● **Task objective**
Copy every line of the following data that includes the string "Committee".

>> Begin Data in this exercise

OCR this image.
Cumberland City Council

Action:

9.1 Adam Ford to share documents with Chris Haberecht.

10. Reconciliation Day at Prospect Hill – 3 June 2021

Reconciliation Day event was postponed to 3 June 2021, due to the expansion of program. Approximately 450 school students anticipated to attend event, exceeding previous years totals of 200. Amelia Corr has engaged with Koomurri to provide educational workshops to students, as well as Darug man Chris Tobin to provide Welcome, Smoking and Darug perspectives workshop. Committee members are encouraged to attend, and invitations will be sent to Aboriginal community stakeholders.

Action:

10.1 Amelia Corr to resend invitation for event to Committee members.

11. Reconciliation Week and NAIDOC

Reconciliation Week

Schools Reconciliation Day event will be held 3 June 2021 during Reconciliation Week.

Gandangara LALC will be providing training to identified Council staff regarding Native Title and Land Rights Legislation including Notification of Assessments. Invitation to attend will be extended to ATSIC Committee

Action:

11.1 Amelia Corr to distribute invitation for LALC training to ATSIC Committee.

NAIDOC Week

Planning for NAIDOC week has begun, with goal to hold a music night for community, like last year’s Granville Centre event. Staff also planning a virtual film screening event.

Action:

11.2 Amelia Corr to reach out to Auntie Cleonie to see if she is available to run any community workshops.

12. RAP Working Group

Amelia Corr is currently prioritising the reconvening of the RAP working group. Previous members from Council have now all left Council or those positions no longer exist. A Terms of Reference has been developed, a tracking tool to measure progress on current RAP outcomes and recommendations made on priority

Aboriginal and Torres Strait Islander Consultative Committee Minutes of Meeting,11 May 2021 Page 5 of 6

>> End Data in this exercise

● **Worked solution**
Reconciliation Day event was postponed to 3 June 2021, due to the expansion of program. Approximately 450 school students anticipated to attend event, exceeding previous years totals of 200. Amelia Corr has engaged with Koomurri to provide educational workshops to students, as well as Darug man Chris Tobin to provide Welcome, Smoking and Darug perspectives workshop. Committee members are encouraged to attend, and invitations will be sent to Aboriginal community stakeholders.
10.1 Amelia Corr to resend invitation for event to Committee members.
Gandangara LALC will be providing training to identified Council staff regarding Native Title and Land Rights Legislation including Notification of Assessments. Invitation to attend will be extended to ATSIC Committee
11.1 Amelia Corr to distribute invitation for LALC training to ATSIC Committee.
Aboriginal and Torres Strait Islander Consultative Committee Minutes of Meeting,11 May 2021 Page 5 of 6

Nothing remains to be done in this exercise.